Can you rewrite the records below as a two-column CSV with the headers "text" and "answer", one row per record? Put each field in double quotes and replace any line breaks inside a field with spaces.

- [PROVIDED RECORDS]
|---|

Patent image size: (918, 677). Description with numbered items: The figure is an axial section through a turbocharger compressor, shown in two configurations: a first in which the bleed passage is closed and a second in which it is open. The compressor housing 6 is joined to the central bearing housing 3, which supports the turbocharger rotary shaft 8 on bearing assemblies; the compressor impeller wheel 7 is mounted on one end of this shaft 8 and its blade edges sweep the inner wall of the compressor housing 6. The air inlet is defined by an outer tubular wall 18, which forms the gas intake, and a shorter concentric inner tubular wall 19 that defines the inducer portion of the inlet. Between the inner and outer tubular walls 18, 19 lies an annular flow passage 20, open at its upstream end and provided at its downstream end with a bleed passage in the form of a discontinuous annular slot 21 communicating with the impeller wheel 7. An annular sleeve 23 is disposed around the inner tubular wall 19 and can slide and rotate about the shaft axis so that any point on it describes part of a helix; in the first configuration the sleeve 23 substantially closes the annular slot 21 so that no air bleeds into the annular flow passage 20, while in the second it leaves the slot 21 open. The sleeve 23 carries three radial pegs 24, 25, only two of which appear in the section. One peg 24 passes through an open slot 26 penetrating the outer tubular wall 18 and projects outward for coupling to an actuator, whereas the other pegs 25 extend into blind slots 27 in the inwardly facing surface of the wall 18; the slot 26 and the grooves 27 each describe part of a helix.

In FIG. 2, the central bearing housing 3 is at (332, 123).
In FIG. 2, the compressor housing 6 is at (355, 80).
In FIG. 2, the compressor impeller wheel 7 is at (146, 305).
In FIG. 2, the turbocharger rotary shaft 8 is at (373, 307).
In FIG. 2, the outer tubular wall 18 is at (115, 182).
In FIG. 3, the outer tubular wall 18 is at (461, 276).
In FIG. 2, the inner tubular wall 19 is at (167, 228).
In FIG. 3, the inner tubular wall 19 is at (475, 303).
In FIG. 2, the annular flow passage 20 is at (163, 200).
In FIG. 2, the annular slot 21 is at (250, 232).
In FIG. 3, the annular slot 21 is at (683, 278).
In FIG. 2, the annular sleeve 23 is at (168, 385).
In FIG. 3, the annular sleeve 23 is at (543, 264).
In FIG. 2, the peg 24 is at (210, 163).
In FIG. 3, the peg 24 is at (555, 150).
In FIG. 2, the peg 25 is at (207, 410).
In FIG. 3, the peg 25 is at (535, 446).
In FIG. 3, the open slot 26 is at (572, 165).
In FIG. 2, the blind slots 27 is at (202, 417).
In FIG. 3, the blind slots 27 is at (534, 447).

|---|

- [TASK SOLUTION]
text,answer
"Patent image size: (918, 677). Description with numbered items: The figure is an axial section through a turbocharger compressor, shown in two configurations: a first in which the bleed passage is closed and a second in which it is open. The compressor housing 6 is joined to the central bearing housing 3, which supports the turbocharger rotary shaft 8 on bearing assemblies; the compressor impeller wheel 7 is mounted on one end of this shaft 8 and its blade edges sweep the inner wall of the compressor housing 6. The air inlet is defined by an outer tubular wall 18, which forms the gas intake, and a shorter concentric inner tubular wall 19 that defines the inducer portion of the inlet. Between the inner and outer tubular walls 18, 19 lies an annular flow passage 20, open at its upstream end and provided at its downstream end with a bleed passage in the form of a discontinuous annular slot 21 communicating with the impeller wheel 7. An annular sleeve 23 is disposed around the inner tubular wall 19 and can slide and rotate about the shaft axis so that any point on it describes part of a helix; in the first configuration the sleeve 23 substantially closes the annular slot 21 so that no air bleeds into the annular flow passage 20, while in the second it leaves the slot 21 open. The sleeve 23 carries three radial pegs 24, 25, only two of which appear in the section. One peg 24 passes through an open slot 26 penetrating the outer tubular wall 18 and projects outward for coupling to an actuator, whereas the other pegs 25 extend into blind slots 27 in the inwardly facing surface of the wall 18; the slot 26 and the grooves 27 each describe part of a helix.","In FIG. 2, the central bearing housing 3 is at (332, 123). In FIG. 2, the compressor housing 6 is at (355, 80). In FIG. 2, the compressor impeller wheel 7 is at (146, 305). In FIG. 2, the turbocharger rotary shaft 8 is at (373, 307). In FIG. 2, the outer tubular wall 18 is at (115, 182). In FIG. 3, the outer tubular wall 18 is at (461, 276). In FIG. 2, the inner tubular wall 19 is at (167, 228). In FIG. 3, the inner tubular wall 19 is at (475, 303). In FIG. 2, the annular flow passage 20 is at (163, 200). In FIG. 2, the annular slot 21 is at (250, 232). In FIG. 3, the annular slot 21 is at (683, 278). In FIG. 2, the annular sleeve 23 is at (168, 385). In FIG. 3, the annular sleeve 23 is at (543, 264). In FIG. 2, the peg 24 is at (210, 163). In FIG. 3, the peg 24 is at (555, 150). In FIG. 2, the peg 25 is at (207, 410). In FIG. 3, the peg 25 is at (535, 446). In FIG. 3, the open slot 26 is at (572, 165). In FIG. 2, the blind slots 27 is at (202, 417). In FIG. 3, the blind slots 27 is at (534, 447)."